» **What the task asks**:
Without altering anything, repeat each of the records.

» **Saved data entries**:
++++++++++++++++++++

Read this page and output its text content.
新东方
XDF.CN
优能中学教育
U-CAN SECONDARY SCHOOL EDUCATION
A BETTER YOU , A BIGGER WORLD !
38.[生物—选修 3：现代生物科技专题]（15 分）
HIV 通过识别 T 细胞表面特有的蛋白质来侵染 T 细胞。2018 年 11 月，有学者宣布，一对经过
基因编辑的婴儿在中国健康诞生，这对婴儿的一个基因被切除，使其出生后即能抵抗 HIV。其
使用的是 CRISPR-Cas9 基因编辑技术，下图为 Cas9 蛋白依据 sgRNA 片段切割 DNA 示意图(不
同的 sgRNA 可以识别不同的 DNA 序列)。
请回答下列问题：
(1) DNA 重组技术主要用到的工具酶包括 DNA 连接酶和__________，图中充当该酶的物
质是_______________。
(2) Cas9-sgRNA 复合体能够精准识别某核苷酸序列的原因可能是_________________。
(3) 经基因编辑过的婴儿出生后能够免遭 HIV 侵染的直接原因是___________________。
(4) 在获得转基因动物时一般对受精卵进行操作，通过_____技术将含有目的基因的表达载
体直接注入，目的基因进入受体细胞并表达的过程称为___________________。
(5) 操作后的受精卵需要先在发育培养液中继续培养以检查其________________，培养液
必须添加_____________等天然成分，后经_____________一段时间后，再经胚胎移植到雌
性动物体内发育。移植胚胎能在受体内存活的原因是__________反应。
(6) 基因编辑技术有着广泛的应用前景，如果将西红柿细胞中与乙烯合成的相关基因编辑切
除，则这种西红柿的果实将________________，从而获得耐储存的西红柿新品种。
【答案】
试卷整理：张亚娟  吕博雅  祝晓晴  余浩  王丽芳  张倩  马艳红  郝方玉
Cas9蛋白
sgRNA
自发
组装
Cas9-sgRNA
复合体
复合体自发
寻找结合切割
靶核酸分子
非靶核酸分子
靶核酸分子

++++++++++++++++++++

» **Response to the exercise**:
Read this page and output its text content.
新东方
XDF.CN
优能中学教育
U-CAN SECONDARY SCHOOL EDUCATION
A BETTER YOU , A BIGGER WORLD !
38.[生物—选修 3：现代生物科技专题]（15 分）
HIV 通过识别 T 细胞表面特有的蛋白质来侵染 T 细胞。2018 年 11 月，有学者宣布，一对经过
基因编辑的婴儿在中国健康诞生，这对婴儿的一个基因被切除，使其出生后即能抵抗 HIV。其
使用的是 CRISPR-Cas9 基因编辑技术，下图为 Cas9 蛋白依据 sgRNA 片段切割 DNA 示意图(不
同的 sgRNA 可以识别不同的 DNA 序列)。
请回答下列问题：
(1) DNA 重组技术主要用到的工具酶包括 DNA 连接酶和__________，图中充当该酶的物
质是_______________。
(2) Cas9-sgRNA 复合体能够精准识别某核苷酸序列的原因可能是_________________。
(3) 经基因编辑过的婴儿出生后能够免遭 HIV 侵染的直接原因是___________________。
(4) 在获得转基因动物时一般对受精卵进行操作，通过_____技术将含有目的基因的表达载
体直接注入，目的基因进入受体细胞并表达的过程称为___________________。
(5) 操作后的受精卵需要先在发育培养液中继续培养以检查其________________，培养液
必须添加_____________等天然成分，后经_____________一段时间后，再经胚胎移植到雌
性动物体内发育。移植胚胎能在受体内存活的原因是__________反应。
(6) 基因编辑技术有着广泛的应用前景，如果将西红柿细胞中与乙烯合成的相关基因编辑切
除，则这种西红柿的果实将________________，从而获得耐储存的西红柿新品种。
【答案】
试卷整理：张亚娟  吕博雅  祝晓晴  余浩  王丽芳  张倩  马艳红  郝方玉
Cas9蛋白
sgRNA
自发
组装
Cas9-sgRNA
复合体
复合体自发
寻找结合切割
靶核酸分子
非靶核酸分子
靶核酸分子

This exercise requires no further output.